■ **Work to complete**: Please report every line from the material that contains the word "spend".

■ **The records**:
== == ==
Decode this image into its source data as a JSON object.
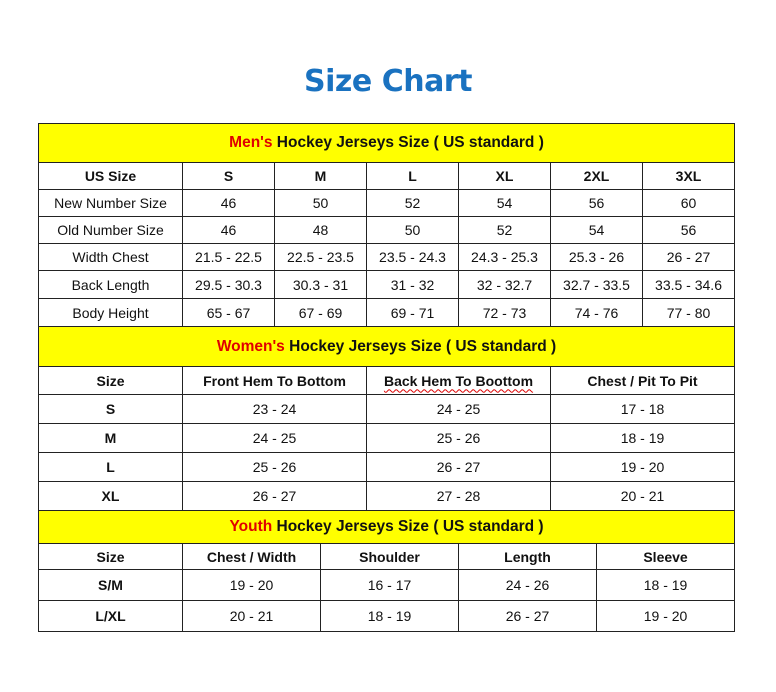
{
  "title": "Size Chart",
  "colors": {
    "title": "#1a72c0",
    "section_bg": "#ffff00",
    "accent_red": "#e00000"
  },
  "mens": {
    "heading_accent": "Men's",
    "heading_rest": " Hockey Jerseys Size ( US standard )",
    "header": [
      "US Size",
      "S",
      "M",
      "L",
      "XL",
      "2XL",
      "3XL"
    ],
    "rows": [
      [
        "New Number Size",
        "46",
        "50",
        "52",
        "54",
        "56",
        "60"
      ],
      [
        "Old Number Size",
        "46",
        "48",
        "50",
        "52",
        "54",
        "56"
      ],
      [
        "Width Chest",
        "21.5 - 22.5",
        "22.5 - 23.5",
        "23.5 - 24.3",
        "24.3 - 25.3",
        "25.3 - 26",
        "26 - 27"
      ],
      [
        "Back Length",
        "29.5 - 30.3",
        "30.3 - 31",
        "31 - 32",
        "32 - 32.7",
        "32.7 - 33.5",
        "33.5 - 34.6"
      ],
      [
        "Body Height",
        "65 - 67",
        "67 - 69",
        "69 - 71",
        "72 - 73",
        "74 - 76",
        "77 - 80"
      ]
    ]
  },
  "womens": {
    "heading_accent": "Women's",
    "heading_rest": " Hockey Jerseys Size ( US standard )",
    "header": [
      "Size",
      "Front Hem To Bottom",
      "Back Hem To Boottom",
      "Chest / Pit To Pit"
    ],
    "rows": [
      [
        "S",
        "23 - 24",
        "24 - 25",
        "17 - 18"
      ],
      [
        "M",
        "24 - 25",
        "25 - 26",
        "18 - 19"
      ],
      [
        "L",
        "25 - 26",
        "26 - 27",
        "19 - 20"
      ],
      [
        "XL",
        "26 - 27",
        "27 - 28",
        "20 - 21"
      ]
    ]
  },
  "youth": {
    "heading_accent": "Youth",
    "heading_rest": " Hockey Jerseys Size ( US standard )",
    "header": [
      "Size",
      "Chest / Width",
      "Shoulder",
      "Length",
      "Sleeve"
    ],
    "rows": [
      [
        "S/M",
        "19 - 20",
        "16 - 17",
        "24 - 26",
        "18 - 19"
      ],
      [
        "L/XL",
        "20 - 21",
        "18 - 19",
        "26 - 27",
        "19 - 20"
      ]
    ]
  }
}
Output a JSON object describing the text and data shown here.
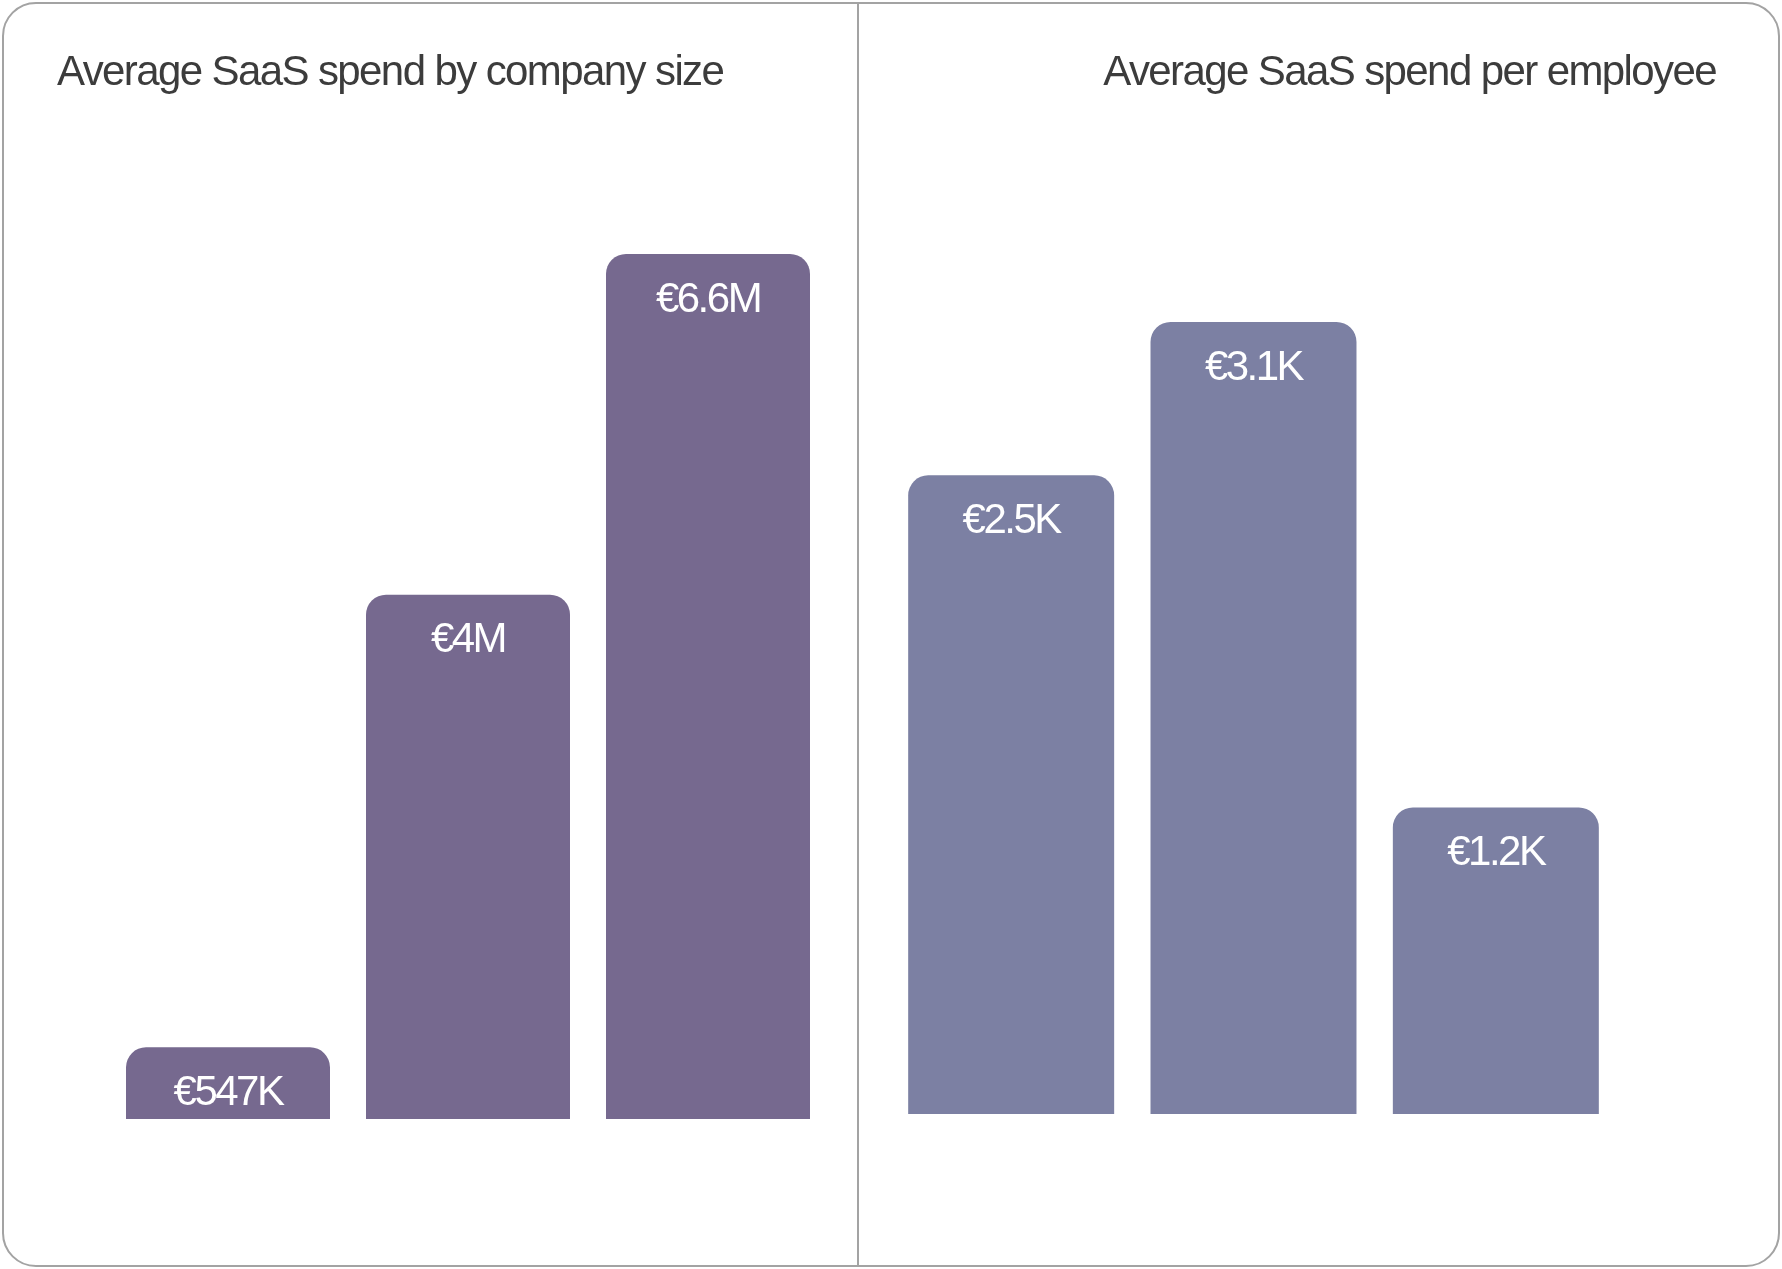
{
  "chart_data": [
    {
      "type": "bar",
      "title": "Average SaaS spend by company size",
      "categories": [
        null,
        null,
        null
      ],
      "values": [
        547000,
        4000000,
        6600000
      ],
      "value_labels": [
        "€547K",
        "€4M",
        "€6.6M"
      ],
      "color": "#76698f",
      "tick_labels": false
    },
    {
      "type": "bar",
      "title": "Average SaaS spend per employee",
      "categories": [
        null,
        null,
        null
      ],
      "values": [
        2500,
        3100,
        1200
      ],
      "value_labels": [
        "€2.5K",
        "€3.1K",
        "€1.2K"
      ],
      "color": "#7c80a3",
      "tick_labels": false
    }
  ]
}
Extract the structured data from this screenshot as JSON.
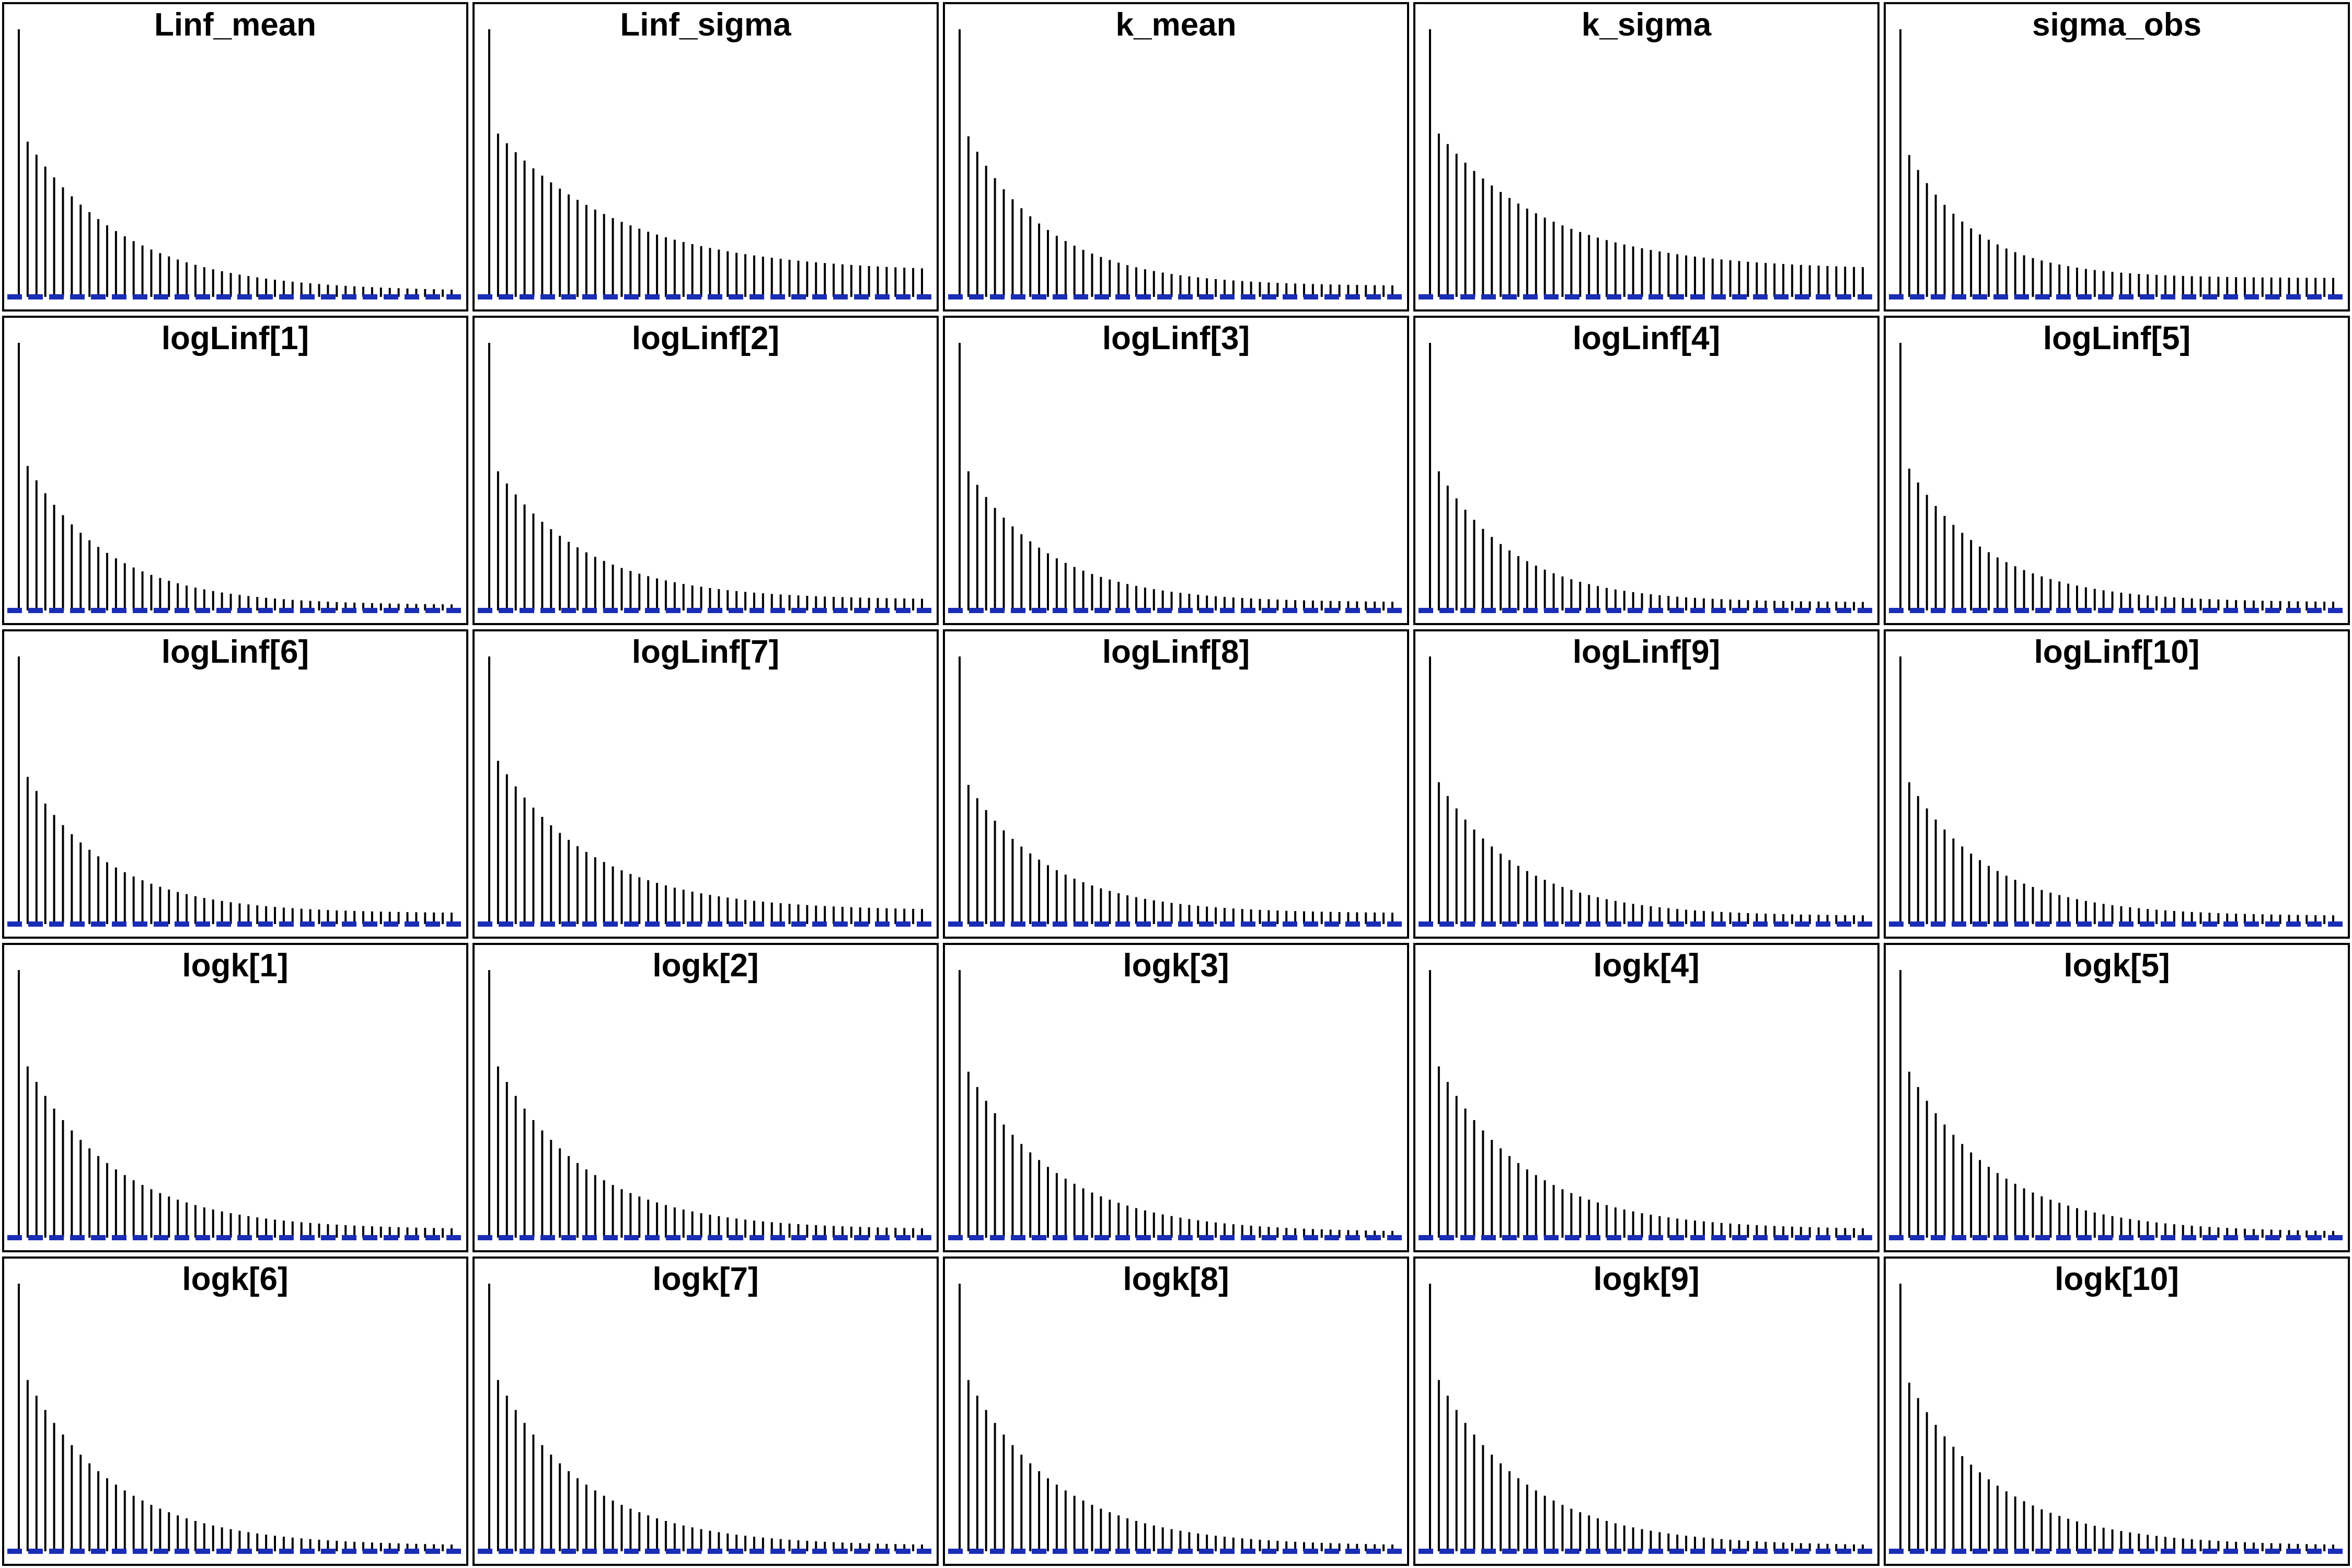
{
  "chart_data": {
    "type": "bar",
    "layout": "5x5 grid of autocorrelation panels",
    "lags": 50,
    "ylim": [
      0,
      1
    ],
    "grid": false,
    "reference_line_color": "#1a2db5",
    "bar_color": "#000000",
    "panels": [
      {
        "title": "Linf_mean",
        "rho": 0.58,
        "lag1": 0.58,
        "floor": 0.02
      },
      {
        "title": "Linf_sigma",
        "rho": 0.65,
        "lag1": 0.61,
        "floor": 0.09
      },
      {
        "title": "k_mean",
        "rho": 0.52,
        "lag1": 0.6,
        "floor": 0.04
      },
      {
        "title": "k_sigma",
        "rho": 0.62,
        "lag1": 0.61,
        "floor": 0.1
      },
      {
        "title": "sigma_obs",
        "rho": 0.46,
        "lag1": 0.53,
        "floor": 0.07
      },
      {
        "title": "logLinf[1]",
        "rho": 0.52,
        "lag1": 0.54,
        "floor": 0.02
      },
      {
        "title": "logLinf[2]",
        "rho": 0.55,
        "lag1": 0.52,
        "floor": 0.04
      },
      {
        "title": "logLinf[3]",
        "rho": 0.52,
        "lag1": 0.52,
        "floor": 0.03
      },
      {
        "title": "logLinf[4]",
        "rho": 0.5,
        "lag1": 0.52,
        "floor": 0.03
      },
      {
        "title": "logLinf[5]",
        "rho": 0.52,
        "lag1": 0.53,
        "floor": 0.03
      },
      {
        "title": "logLinf[6]",
        "rho": 0.52,
        "lag1": 0.55,
        "floor": 0.04
      },
      {
        "title": "logLinf[7]",
        "rho": 0.57,
        "lag1": 0.61,
        "floor": 0.05
      },
      {
        "title": "logLinf[8]",
        "rho": 0.52,
        "lag1": 0.52,
        "floor": 0.04
      },
      {
        "title": "logLinf[9]",
        "rho": 0.52,
        "lag1": 0.53,
        "floor": 0.03
      },
      {
        "title": "logLinf[10]",
        "rho": 0.52,
        "lag1": 0.53,
        "floor": 0.03
      },
      {
        "title": "logk[1]",
        "rho": 0.55,
        "lag1": 0.64,
        "floor": 0.03
      },
      {
        "title": "logk[2]",
        "rho": 0.55,
        "lag1": 0.64,
        "floor": 0.03
      },
      {
        "title": "logk[3]",
        "rho": 0.55,
        "lag1": 0.62,
        "floor": 0.02
      },
      {
        "title": "logk[4]",
        "rho": 0.55,
        "lag1": 0.64,
        "floor": 0.03
      },
      {
        "title": "logk[5]",
        "rho": 0.55,
        "lag1": 0.62,
        "floor": 0.02
      },
      {
        "title": "logk[6]",
        "rho": 0.55,
        "lag1": 0.64,
        "floor": 0.02
      },
      {
        "title": "logk[7]",
        "rho": 0.55,
        "lag1": 0.64,
        "floor": 0.02
      },
      {
        "title": "logk[8]",
        "rho": 0.55,
        "lag1": 0.64,
        "floor": 0.02
      },
      {
        "title": "logk[9]",
        "rho": 0.55,
        "lag1": 0.64,
        "floor": 0.02
      },
      {
        "title": "logk[10]",
        "rho": 0.55,
        "lag1": 0.63,
        "floor": 0.02
      }
    ]
  }
}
== == ==
■ **Solved problem**:
      "title": "Average SaaS spend by company size",
      "title": "Average SaaS spend per employee",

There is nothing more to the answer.